* _Aim of the exercise_: Filter these entries so that only lines with the word "удовлетворять" remain.

========

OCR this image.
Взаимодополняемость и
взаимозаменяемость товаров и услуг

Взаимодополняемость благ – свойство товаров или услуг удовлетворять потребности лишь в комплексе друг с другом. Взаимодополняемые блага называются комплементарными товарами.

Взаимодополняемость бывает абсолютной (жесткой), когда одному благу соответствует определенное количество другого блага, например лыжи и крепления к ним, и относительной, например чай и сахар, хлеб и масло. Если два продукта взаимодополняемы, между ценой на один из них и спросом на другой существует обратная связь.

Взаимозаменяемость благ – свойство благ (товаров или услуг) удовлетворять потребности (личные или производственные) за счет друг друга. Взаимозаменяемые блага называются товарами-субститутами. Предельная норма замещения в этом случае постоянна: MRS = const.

========

* _Task response_:
Взаимодополняемость благ – свойство товаров или услуг удовлетворять потребности лишь в комплексе друг с другом. Взаимодополняемые блага называются комплементарными товарами.
Взаимозаменяемость благ – свойство благ (товаров или услуг) удовлетворять потребности (личные или производственные) за счет друг друга. Взаимозаменяемые блага называются товарами-субститутами. Предельная норма замещения в этом случае постоянна: MRS = const.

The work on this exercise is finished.